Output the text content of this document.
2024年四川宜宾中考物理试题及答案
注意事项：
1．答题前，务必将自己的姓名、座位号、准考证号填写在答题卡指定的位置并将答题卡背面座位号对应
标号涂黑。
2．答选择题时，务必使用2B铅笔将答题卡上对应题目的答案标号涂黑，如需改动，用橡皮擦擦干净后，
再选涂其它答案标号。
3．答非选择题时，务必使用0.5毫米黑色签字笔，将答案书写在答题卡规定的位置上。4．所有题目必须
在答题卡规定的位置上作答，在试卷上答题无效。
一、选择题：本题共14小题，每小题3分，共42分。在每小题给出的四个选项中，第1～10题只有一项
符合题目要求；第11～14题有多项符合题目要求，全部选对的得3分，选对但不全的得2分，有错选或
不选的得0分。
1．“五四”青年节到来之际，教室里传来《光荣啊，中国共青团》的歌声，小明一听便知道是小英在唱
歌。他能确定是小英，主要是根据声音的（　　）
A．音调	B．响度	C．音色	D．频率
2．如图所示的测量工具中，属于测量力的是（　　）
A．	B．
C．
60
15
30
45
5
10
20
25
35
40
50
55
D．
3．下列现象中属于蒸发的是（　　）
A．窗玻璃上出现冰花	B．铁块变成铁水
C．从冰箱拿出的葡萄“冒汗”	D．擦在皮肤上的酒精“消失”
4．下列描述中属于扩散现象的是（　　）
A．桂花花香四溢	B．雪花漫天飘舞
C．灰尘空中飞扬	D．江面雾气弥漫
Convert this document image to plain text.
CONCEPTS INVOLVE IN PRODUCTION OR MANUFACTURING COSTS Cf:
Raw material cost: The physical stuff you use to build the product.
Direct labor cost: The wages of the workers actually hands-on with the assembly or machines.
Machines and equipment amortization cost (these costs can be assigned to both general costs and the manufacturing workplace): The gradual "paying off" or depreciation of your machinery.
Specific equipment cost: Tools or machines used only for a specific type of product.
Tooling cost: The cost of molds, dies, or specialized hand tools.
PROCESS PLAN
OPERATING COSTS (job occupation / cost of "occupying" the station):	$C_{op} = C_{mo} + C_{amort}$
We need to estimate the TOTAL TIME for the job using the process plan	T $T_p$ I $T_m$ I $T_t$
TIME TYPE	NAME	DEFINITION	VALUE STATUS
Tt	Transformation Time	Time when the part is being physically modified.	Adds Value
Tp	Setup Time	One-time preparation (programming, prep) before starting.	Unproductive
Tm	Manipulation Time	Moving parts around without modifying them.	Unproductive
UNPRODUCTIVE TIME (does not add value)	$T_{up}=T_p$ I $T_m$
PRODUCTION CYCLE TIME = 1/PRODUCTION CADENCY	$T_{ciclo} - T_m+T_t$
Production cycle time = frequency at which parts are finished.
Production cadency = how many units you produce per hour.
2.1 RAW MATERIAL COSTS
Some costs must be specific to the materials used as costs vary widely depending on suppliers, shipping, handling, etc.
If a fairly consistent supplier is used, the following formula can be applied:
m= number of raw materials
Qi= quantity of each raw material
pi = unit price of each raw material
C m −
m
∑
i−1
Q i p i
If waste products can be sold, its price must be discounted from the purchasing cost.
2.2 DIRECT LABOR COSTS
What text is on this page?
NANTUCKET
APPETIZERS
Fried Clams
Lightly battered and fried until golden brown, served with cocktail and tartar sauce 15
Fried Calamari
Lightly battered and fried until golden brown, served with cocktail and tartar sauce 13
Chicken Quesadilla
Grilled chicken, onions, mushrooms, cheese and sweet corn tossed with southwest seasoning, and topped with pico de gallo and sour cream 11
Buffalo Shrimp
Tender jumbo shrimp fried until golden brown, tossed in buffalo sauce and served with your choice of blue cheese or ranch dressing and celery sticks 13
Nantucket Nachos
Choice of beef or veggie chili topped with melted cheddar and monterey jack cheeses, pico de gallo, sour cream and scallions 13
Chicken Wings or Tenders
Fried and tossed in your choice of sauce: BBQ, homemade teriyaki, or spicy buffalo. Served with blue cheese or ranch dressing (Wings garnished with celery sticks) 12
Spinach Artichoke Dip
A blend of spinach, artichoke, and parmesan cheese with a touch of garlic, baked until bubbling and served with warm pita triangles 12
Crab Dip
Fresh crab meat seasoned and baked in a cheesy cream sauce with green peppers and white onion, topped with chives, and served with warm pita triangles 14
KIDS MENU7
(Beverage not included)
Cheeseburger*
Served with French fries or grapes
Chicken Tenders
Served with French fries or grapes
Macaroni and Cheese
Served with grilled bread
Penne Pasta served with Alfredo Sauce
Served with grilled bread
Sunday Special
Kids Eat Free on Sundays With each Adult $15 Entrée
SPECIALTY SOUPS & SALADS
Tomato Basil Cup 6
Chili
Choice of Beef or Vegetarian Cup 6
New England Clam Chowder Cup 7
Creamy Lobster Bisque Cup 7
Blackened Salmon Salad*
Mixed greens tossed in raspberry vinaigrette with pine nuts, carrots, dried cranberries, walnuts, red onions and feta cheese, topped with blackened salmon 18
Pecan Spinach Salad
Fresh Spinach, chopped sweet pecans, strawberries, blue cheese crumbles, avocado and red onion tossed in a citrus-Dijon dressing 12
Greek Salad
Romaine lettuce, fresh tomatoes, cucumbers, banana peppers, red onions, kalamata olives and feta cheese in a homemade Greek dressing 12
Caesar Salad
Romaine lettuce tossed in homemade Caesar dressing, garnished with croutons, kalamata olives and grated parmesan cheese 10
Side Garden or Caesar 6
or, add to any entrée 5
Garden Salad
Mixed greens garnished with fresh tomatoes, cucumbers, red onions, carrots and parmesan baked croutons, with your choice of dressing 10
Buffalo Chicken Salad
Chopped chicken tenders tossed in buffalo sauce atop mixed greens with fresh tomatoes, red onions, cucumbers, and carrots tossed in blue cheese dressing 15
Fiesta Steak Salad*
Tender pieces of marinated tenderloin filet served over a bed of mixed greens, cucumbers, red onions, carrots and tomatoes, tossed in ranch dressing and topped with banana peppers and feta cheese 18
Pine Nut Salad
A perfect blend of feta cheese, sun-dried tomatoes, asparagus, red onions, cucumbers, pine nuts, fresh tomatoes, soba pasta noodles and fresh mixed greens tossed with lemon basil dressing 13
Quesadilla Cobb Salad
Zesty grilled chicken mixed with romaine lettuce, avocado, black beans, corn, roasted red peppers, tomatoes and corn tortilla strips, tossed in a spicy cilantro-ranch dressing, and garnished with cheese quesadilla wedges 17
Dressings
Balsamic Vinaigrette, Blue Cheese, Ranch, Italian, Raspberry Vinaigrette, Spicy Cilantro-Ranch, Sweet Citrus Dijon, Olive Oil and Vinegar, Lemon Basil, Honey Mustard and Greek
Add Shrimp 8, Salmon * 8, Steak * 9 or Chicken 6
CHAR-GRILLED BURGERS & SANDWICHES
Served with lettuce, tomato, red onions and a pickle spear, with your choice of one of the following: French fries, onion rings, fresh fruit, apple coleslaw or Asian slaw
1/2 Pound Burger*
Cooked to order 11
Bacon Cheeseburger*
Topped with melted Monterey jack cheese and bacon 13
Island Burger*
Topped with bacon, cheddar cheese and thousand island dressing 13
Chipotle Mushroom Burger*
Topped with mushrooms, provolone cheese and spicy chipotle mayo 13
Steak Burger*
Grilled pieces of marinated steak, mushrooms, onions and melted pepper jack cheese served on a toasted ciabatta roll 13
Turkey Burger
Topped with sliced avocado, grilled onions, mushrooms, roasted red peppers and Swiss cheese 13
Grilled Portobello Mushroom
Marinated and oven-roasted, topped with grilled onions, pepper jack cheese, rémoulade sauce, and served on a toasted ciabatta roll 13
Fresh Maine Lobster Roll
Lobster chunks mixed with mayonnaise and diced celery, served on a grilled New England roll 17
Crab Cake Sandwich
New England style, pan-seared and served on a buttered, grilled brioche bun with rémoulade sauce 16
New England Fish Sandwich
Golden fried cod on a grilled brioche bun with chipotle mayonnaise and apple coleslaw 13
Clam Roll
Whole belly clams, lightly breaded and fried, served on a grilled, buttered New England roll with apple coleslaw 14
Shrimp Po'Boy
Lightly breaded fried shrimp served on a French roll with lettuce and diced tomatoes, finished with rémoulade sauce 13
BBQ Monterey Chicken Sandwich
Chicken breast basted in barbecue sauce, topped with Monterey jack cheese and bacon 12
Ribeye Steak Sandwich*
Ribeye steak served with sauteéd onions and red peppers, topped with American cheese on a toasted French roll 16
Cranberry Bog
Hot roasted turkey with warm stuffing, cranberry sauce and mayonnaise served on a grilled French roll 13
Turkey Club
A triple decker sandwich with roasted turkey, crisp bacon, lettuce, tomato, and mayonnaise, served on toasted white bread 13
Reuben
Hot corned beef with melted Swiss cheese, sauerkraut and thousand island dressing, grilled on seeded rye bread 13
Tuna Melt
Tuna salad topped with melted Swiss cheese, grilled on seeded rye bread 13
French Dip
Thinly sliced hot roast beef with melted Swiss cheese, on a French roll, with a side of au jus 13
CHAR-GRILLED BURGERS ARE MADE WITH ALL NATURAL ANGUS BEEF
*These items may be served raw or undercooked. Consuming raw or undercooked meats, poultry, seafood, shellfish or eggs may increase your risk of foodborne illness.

^^^^^^^^^^^^^^^^

> **Written task**:
Wherever "Garden" shows up in a line, copy that line.

> **Answer to this problem**:
Side Garden or Caesar 6
Garden Salad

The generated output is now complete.